* _Extrait_:
▽

Interrogé sur les bourgmestres GISAGARA et NYAGASAZA, il affirme avoir entendu qu’ils ont été tués par des Interahamwe et des gendarmes. Il aurait notamment entendu dire d’un autre détenu de prison que l’accusé aurait été impliqué dans l’un de ces meurtres. Interrogé sur l’accusé, le témoin affirme le connaître. Il se souvient qu’il était surnommé BIGUMA. Il dit néanmoins avoir menti dans ses précédentes déclarations lorsqu’il affirmait que l’accusé avait la réputation d’être un Hutu extrémiste. Il indique tout d’abord avoir été influencé par des personnes avec qui il a discuté, mais précise ne pas avoir été payé ou ni avoir subi de pression. Néanmoins, plus tard durant l’audition, le témoin indique s’être fondé sur les propos du détenu, qui lui aurait dit que l’accusé aurait participé avec lui au meurtre d’un des bourgmestres, pour affirmer que l’accusé était un extrémiste. Il explique que lorsqu’il affirme avoir menti, c’est parce qu’il n’a pas été témoin de ce qu’il a déclaré et qu’il a simplement répété les paroles du détenu. En outre, il précise qu’il aurait dû avoir connaissance de la mutation de l’accusé car il était tenu au courant de toutes les mutations extérieures. De plus, il s’étonne de cette mutation car la compagnie territoriale de l’accusé est restée à Nyanza. Il ajoute ne pas avoir vu l’accusé au camp de Kacyiru.
Le deuxième témoin de la journée à avoir été entendu est Monsieur Deogratias MAFENE ancien infirmier militaire durant le génocide. Celui-ci étant d’ethnie Tutsi, il explique avoir été tiré dessus par un gendarme durant le génocide. Ce gendarme aurait reçu l’ordre de l’accusé et d’un sous-lieutenant. Il ajoute que les auteurs de l’acte n’ont pas été sanctionnés par le colonel BIRIKUNZIRA car lui-même était un extrémiste. Néanmoins il se contredit plus tard durant l’audition, lorsqu’il dit au Président de la Cour avoir été « fusillé » au mois de juin, alors que l’accusé n’était plus présent. Les ordres auraient émané d’autres gendarmes.
Il affirme que des réunions se tenaient à la gendarmerie en présence d’Interahamwe et des chefs de la gendarmerie. Il indique que l’accusé participait à ces réunions. Il soutient que l’accusé faisait partie de ces gendarmes extrémistes, ils désignaient les personnes qui devaient aller tuer et il sortait lui-même pour aller tuer. Il ajoute que l’accusé aurait tenu des propos anti-Tutsi. Il aurait dit « nous allons finalement les tuer » à l’égard des femmes d’ethnie Tutsi, mariées à des gendarmes, qui étaient dans le camp.
Interrogé sur la mort du bourgmestre NYAGASAZA, il soutient que les gendarmes qui étaient partis avec l’accusé, lui avaient raconté que Monsieur MANIER avait donné l’ordre de tuer le bourgmestre. Il affirme en outre que l’accusé s’est rendu à la colline de Nyamure le jour de l’attaque. Les gendarmes lui ont raconté l’attaque mais ne lui ont rien dit concernant l’accusé.

△

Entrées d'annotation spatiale

▽

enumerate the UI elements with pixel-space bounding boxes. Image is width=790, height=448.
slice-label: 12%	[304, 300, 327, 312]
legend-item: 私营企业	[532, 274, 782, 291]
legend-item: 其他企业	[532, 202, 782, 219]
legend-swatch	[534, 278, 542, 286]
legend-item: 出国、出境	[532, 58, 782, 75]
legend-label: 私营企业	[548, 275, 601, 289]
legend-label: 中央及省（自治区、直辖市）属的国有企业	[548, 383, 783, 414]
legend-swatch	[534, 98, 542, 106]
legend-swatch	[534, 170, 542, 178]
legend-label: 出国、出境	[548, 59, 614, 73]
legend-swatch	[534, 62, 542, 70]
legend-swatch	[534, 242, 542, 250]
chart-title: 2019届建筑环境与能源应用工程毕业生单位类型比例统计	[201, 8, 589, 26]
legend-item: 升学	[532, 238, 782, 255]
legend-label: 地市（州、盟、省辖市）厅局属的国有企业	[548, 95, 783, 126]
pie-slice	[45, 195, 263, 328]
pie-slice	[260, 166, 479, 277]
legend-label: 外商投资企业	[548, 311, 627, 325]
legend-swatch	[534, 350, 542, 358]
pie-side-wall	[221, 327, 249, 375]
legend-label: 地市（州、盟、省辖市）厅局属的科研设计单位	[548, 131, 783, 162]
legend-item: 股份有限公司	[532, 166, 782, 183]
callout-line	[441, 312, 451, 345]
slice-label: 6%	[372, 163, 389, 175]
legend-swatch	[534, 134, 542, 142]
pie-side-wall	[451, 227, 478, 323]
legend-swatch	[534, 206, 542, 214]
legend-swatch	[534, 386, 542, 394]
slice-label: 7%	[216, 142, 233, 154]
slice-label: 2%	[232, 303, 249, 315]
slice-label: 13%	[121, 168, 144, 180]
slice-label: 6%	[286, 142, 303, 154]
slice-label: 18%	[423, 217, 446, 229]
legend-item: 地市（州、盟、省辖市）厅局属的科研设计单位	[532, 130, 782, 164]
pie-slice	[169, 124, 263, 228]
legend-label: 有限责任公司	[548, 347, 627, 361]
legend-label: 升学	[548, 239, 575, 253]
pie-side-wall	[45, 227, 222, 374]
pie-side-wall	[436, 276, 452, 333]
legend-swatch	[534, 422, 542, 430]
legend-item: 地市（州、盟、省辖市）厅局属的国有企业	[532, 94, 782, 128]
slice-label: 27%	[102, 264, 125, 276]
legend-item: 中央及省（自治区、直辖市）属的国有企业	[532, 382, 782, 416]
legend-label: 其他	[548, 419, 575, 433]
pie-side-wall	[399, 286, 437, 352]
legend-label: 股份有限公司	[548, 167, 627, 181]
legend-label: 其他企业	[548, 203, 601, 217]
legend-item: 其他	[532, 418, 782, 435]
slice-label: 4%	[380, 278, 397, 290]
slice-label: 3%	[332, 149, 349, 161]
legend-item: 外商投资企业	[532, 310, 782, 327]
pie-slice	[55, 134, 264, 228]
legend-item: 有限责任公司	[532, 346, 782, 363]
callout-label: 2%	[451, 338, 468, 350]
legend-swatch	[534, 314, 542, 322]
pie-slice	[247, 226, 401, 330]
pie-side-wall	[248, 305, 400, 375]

△

* _Travail demandé_:
1. Reproduisez fidèlement la partie de l'extrait consacré aux témoignages, de « Il affirme que » à « dans le camp. ».
2. Recopiez à l'identique les lignes des enregistrements, de la première ligne jusqu'à la ligne contenant « 142, 303, 154] », ces deux lignes comprises.
L'extrait et les enregistrements proviennent de sources distinctes.

* _Réponses attendues_:
1.
Il affirme que des réunions se tenaient à la gendarmerie en présence d’Interahamwe et des chefs de la gendarmerie. Il indique que l’accusé participait à ces réunions. Il soutient que l’accusé faisait partie de ces gendarmes extrémistes, ils désignaient les personnes qui devaient aller tuer et il sortait lui-même pour aller tuer. Il ajoute que l’accusé aurait tenu des propos anti-Tutsi. Il aurait dit « nous allons finalement les tuer » à l’égard des femmes d’ethnie Tutsi, mariées à des gendarmes, qui étaient dans le camp.

2.
enumerate the UI elements with pixel-space bounding boxes. Image is width=790, height=448.
slice-label: 12%	[304, 300, 327, 312]
legend-item: 私营企业	[532, 274, 782, 291]
legend-item: 其他企业	[532, 202, 782, 219]
legend-swatch	[534, 278, 542, 286]
legend-item: 出国、出境	[532, 58, 782, 75]
legend-label: 私营企业	[548, 275, 601, 289]
legend-label: 中央及省（自治区、直辖市）属的国有企业	[548, 383, 783, 414]
legend-swatch	[534, 98, 542, 106]
legend-swatch	[534, 170, 542, 178]
legend-label: 出国、出境	[548, 59, 614, 73]
legend-swatch	[534, 62, 542, 70]
legend-swatch	[534, 242, 542, 250]
chart-title: 2019届建筑环境与能源应用工程毕业生单位类型比例统计	[201, 8, 589, 26]
legend-item: 升学	[532, 238, 782, 255]
legend-label: 地市（州、盟、省辖市）厅局属的国有企业	[548, 95, 783, 126]
pie-slice	[45, 195, 263, 328]
pie-slice	[260, 166, 479, 277]
legend-label: 外商投资企业	[548, 311, 627, 325]
legend-swatch	[534, 350, 542, 358]
pie-side-wall	[221, 327, 249, 375]
legend-label: 地市（州、盟、省辖市）厅局属的科研设计单位	[548, 131, 783, 162]
legend-item: 股份有限公司	[532, 166, 782, 183]
callout-line	[441, 312, 451, 345]
slice-label: 6%	[372, 163, 389, 175]
legend-swatch	[534, 134, 542, 142]
pie-side-wall	[451, 227, 478, 323]
legend-swatch	[534, 206, 542, 214]
legend-swatch	[534, 386, 542, 394]
slice-label: 7%	[216, 142, 233, 154]
slice-label: 2%	[232, 303, 249, 315]
slice-label: 13%	[121, 168, 144, 180]
slice-label: 6%	[286, 142, 303, 154]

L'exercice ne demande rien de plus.